> **What is being asked**
Locate the word "Manage" in the material, then show every line that holds it.

[BEGIN Available records]

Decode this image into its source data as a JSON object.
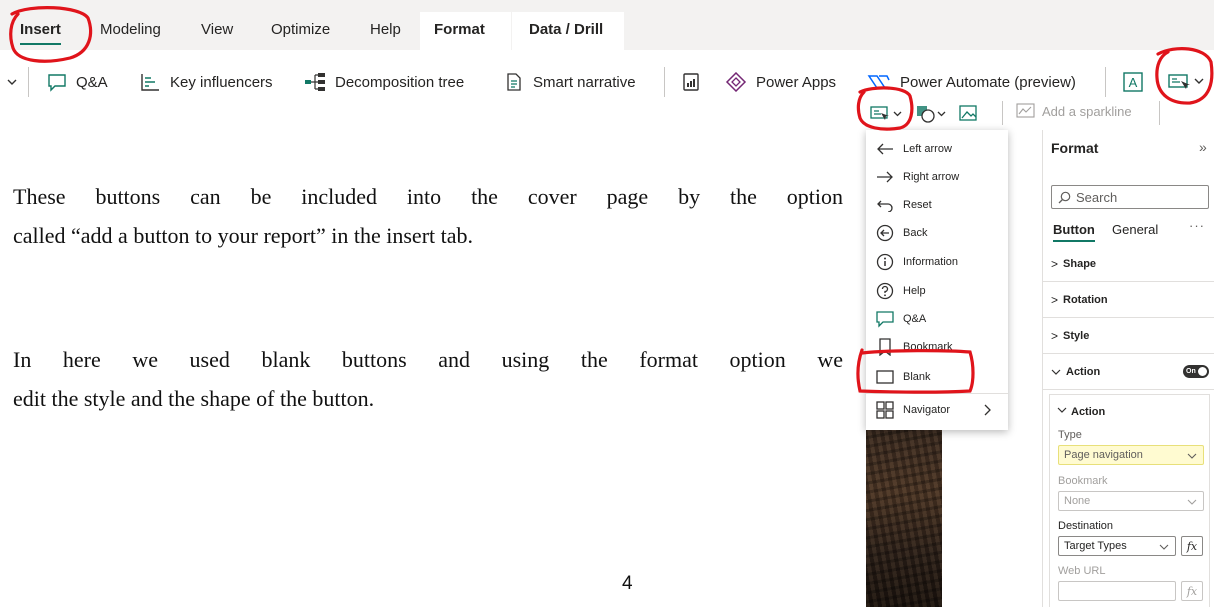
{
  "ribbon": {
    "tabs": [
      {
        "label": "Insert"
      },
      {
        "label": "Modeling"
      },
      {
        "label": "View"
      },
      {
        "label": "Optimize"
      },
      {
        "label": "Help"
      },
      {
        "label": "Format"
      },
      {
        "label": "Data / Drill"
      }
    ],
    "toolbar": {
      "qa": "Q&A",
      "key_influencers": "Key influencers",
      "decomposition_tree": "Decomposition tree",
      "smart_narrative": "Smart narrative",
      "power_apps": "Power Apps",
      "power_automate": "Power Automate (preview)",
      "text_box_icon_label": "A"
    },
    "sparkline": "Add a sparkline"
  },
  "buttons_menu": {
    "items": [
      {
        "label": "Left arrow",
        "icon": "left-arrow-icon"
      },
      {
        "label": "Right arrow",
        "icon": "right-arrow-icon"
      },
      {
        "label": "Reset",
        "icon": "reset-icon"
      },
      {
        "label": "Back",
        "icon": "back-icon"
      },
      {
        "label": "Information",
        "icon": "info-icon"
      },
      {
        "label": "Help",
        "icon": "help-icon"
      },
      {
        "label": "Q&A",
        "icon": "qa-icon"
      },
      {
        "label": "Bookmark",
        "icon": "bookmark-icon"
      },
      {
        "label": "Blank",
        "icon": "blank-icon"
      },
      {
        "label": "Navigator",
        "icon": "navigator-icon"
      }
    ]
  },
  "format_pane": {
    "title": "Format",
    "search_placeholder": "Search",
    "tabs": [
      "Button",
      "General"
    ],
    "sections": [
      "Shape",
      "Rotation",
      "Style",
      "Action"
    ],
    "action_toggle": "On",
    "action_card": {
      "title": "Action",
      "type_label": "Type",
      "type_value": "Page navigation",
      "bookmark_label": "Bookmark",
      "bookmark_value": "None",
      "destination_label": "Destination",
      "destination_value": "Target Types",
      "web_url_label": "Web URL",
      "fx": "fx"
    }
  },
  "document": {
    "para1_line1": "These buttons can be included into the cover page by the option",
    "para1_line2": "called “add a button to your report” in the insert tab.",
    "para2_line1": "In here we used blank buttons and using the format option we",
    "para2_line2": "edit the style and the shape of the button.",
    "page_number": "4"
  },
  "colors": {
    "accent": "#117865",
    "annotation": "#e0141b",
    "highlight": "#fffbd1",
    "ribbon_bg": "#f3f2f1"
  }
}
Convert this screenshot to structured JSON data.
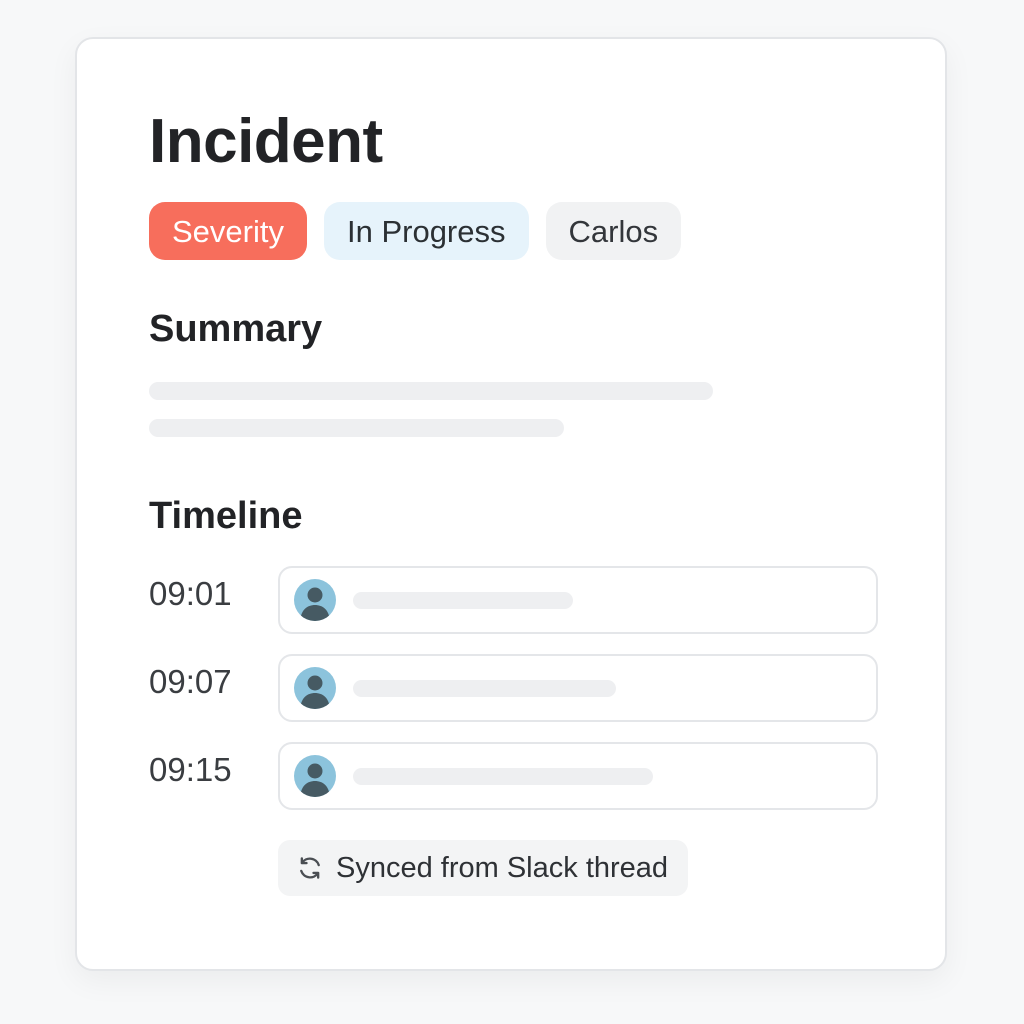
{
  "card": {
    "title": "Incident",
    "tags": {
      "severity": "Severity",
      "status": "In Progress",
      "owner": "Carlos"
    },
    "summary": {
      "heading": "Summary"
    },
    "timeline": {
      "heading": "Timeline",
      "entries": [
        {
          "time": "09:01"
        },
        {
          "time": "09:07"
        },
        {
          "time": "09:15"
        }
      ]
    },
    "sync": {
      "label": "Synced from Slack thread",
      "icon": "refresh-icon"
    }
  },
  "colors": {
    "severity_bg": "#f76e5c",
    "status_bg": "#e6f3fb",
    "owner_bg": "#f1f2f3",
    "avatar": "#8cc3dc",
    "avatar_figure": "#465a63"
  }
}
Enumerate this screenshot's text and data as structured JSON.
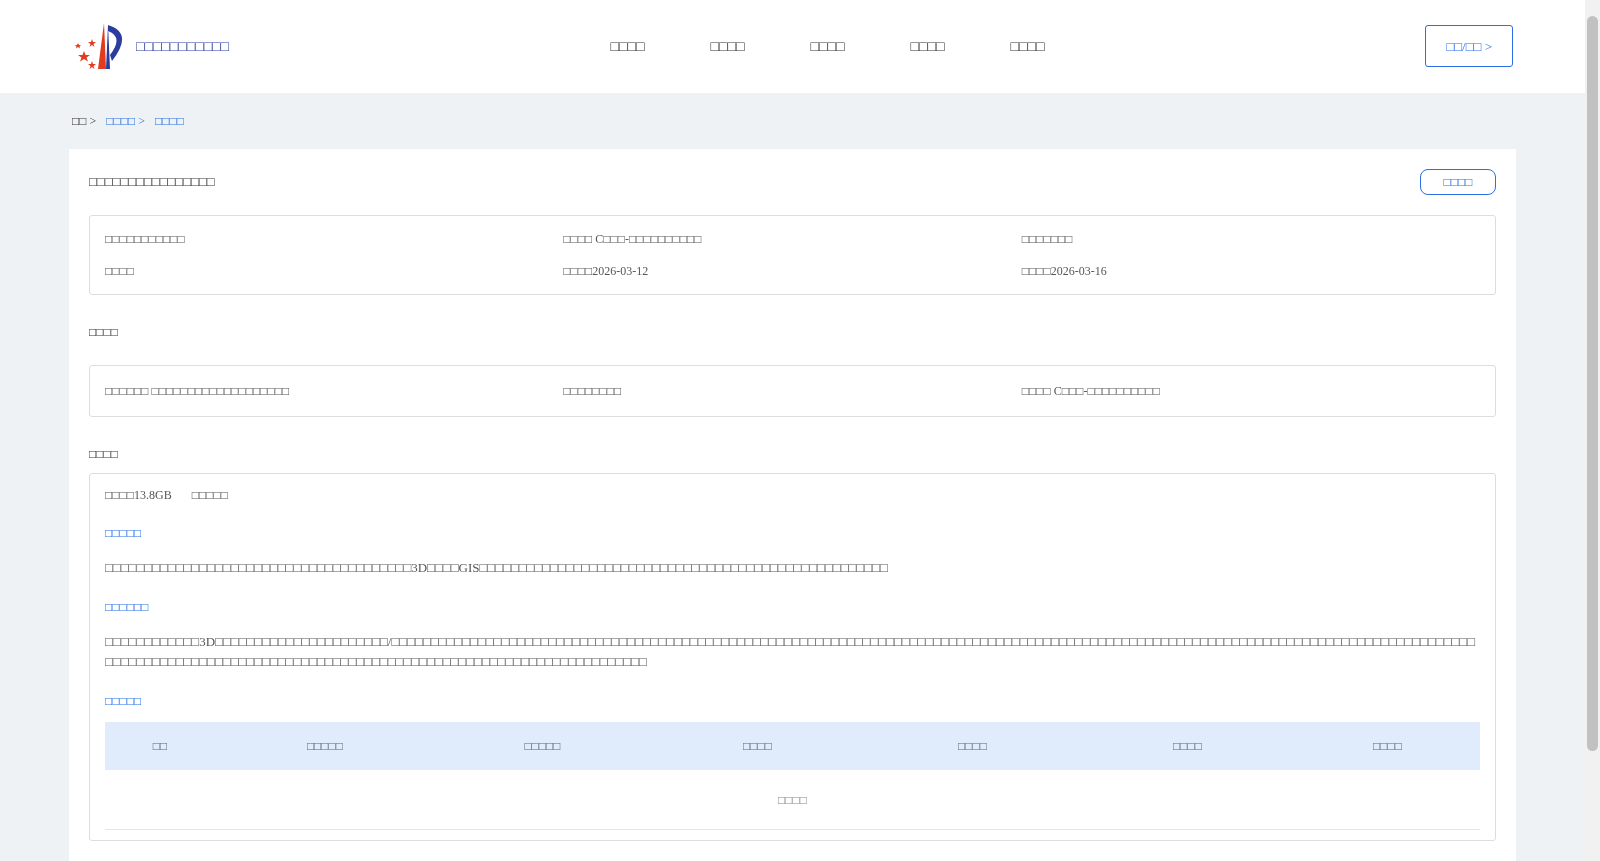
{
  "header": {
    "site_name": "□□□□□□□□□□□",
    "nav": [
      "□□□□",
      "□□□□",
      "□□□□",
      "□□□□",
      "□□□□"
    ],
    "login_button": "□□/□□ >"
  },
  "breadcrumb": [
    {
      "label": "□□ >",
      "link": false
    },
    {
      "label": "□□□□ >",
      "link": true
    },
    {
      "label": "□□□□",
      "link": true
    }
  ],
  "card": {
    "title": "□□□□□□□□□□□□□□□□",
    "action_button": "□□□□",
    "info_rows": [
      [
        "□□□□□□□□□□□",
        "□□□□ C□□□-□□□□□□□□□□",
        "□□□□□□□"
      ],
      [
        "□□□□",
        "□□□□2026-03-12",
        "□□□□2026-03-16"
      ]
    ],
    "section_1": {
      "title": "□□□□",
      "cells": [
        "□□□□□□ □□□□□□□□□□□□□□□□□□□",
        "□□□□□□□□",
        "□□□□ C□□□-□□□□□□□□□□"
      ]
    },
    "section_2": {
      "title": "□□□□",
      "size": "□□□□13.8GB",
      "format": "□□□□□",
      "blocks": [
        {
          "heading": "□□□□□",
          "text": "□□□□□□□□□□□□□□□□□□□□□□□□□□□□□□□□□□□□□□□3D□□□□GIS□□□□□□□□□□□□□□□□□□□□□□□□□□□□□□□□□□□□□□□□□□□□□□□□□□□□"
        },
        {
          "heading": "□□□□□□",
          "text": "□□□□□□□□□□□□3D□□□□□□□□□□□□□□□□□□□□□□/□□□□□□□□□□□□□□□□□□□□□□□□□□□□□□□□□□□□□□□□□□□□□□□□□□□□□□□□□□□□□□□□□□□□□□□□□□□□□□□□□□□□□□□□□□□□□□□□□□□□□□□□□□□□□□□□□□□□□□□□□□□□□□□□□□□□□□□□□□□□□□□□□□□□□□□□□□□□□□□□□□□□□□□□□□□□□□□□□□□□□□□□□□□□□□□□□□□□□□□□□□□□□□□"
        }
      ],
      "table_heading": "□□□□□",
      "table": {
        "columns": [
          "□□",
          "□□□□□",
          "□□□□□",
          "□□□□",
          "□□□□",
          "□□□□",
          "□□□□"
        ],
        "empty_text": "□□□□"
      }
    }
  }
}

[END Available records]
[BEGIN Available records]

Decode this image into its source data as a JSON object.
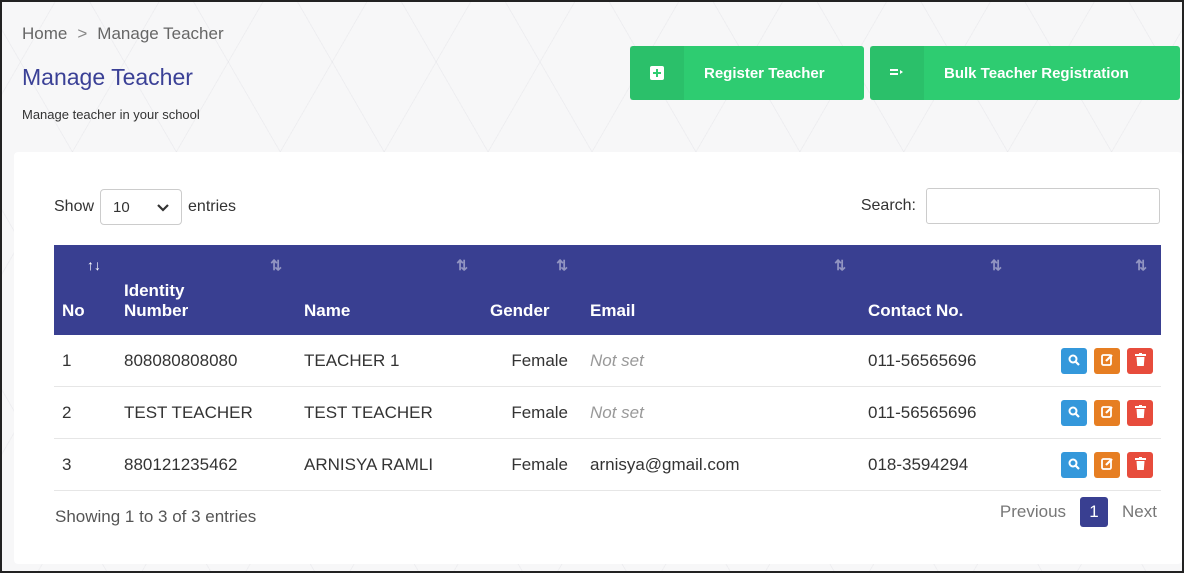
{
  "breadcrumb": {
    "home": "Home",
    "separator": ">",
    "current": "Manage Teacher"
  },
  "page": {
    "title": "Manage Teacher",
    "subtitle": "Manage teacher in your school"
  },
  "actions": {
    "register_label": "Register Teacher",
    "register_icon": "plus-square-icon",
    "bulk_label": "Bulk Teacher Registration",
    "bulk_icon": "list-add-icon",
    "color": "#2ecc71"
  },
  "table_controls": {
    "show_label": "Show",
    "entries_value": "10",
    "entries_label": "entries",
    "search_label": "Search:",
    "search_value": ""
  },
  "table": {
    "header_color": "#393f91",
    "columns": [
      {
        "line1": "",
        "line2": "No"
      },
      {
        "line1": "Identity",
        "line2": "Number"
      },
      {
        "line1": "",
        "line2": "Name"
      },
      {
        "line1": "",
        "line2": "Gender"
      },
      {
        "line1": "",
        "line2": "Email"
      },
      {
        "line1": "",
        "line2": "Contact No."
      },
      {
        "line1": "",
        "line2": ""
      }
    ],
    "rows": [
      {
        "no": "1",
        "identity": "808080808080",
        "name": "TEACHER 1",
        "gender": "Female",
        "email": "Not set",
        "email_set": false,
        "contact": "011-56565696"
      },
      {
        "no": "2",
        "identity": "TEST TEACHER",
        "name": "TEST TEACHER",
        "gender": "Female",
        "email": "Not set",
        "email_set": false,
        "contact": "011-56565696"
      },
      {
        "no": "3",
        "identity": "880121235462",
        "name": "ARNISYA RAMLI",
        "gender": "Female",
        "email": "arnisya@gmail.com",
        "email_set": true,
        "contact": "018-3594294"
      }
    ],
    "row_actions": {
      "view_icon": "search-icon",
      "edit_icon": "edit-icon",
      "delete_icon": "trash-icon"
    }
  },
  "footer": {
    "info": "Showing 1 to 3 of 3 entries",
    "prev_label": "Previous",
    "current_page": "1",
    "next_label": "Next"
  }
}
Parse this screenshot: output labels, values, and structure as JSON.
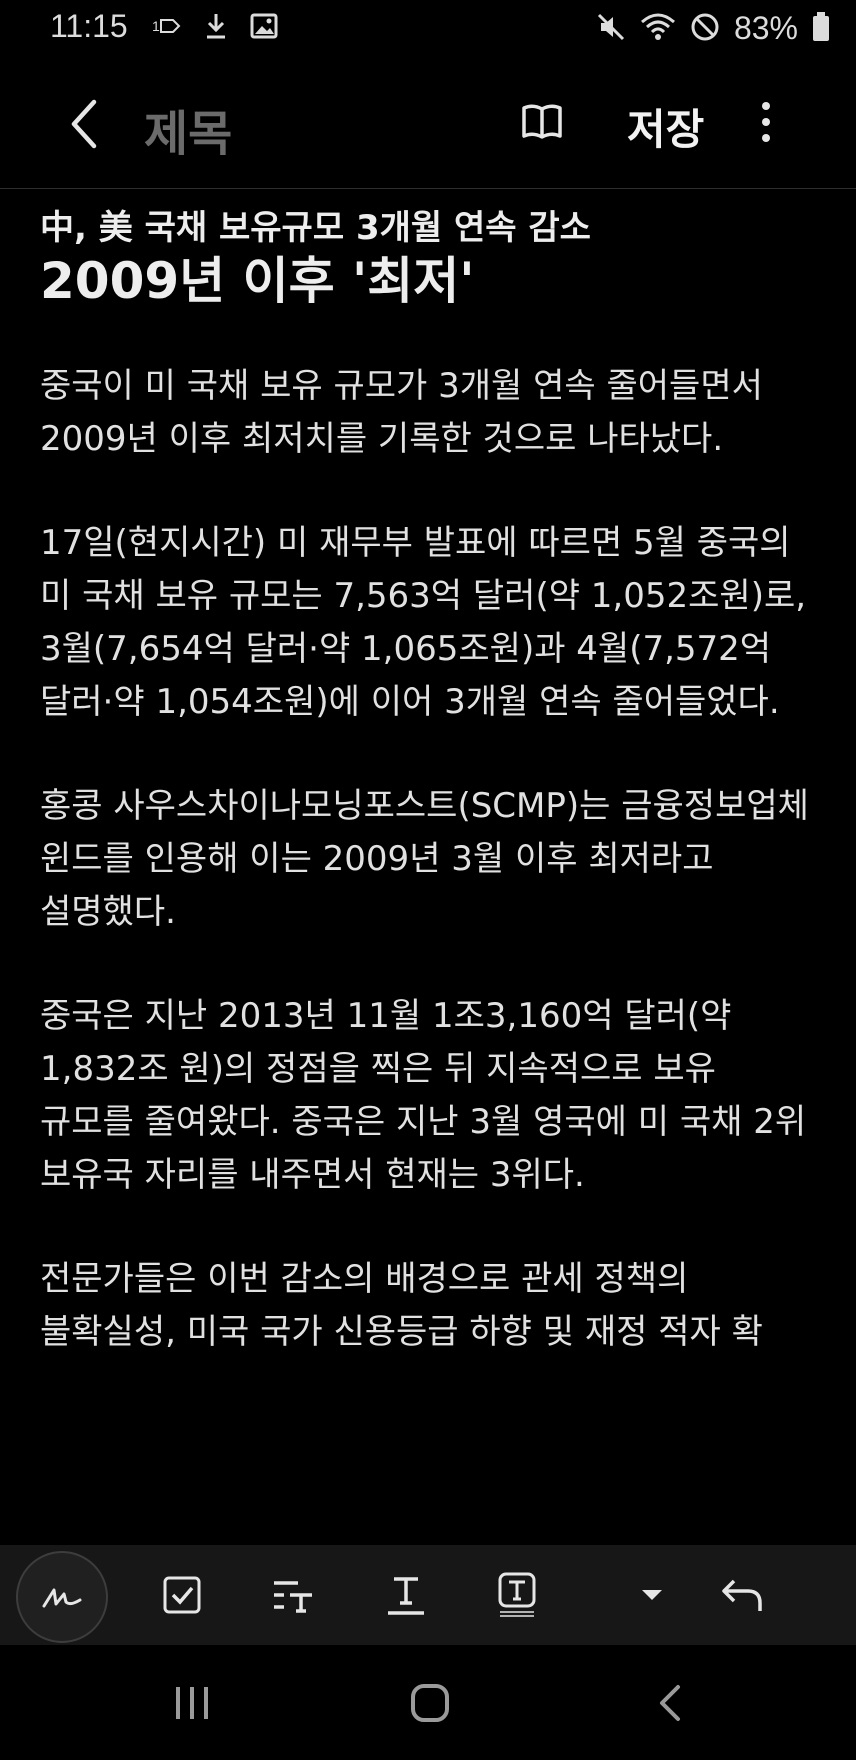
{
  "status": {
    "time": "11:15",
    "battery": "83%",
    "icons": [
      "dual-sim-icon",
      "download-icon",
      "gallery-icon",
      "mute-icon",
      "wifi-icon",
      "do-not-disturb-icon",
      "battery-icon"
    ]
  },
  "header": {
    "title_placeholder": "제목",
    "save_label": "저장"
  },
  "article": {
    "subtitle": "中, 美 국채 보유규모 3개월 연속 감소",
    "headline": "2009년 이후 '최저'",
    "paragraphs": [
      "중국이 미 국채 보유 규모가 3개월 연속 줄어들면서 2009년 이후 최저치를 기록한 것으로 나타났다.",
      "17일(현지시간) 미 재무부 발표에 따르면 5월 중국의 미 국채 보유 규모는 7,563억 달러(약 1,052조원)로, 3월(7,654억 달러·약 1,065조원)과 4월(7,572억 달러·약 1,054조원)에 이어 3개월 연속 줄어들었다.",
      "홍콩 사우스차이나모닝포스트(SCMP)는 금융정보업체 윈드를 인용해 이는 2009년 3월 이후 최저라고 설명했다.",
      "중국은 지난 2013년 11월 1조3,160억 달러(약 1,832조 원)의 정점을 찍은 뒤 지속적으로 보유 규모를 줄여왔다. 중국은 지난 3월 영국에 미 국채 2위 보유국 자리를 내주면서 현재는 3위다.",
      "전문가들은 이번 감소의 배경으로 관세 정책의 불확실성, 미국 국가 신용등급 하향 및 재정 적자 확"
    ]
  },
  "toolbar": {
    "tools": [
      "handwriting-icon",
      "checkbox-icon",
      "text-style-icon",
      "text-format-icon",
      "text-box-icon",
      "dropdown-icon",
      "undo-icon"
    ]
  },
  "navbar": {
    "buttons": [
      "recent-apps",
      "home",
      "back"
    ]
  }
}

[END Available records]

> **Response below**
    "current": "Manage Teacher"
    "title": "Manage Teacher",
    "subtitle": "Manage teacher in your school"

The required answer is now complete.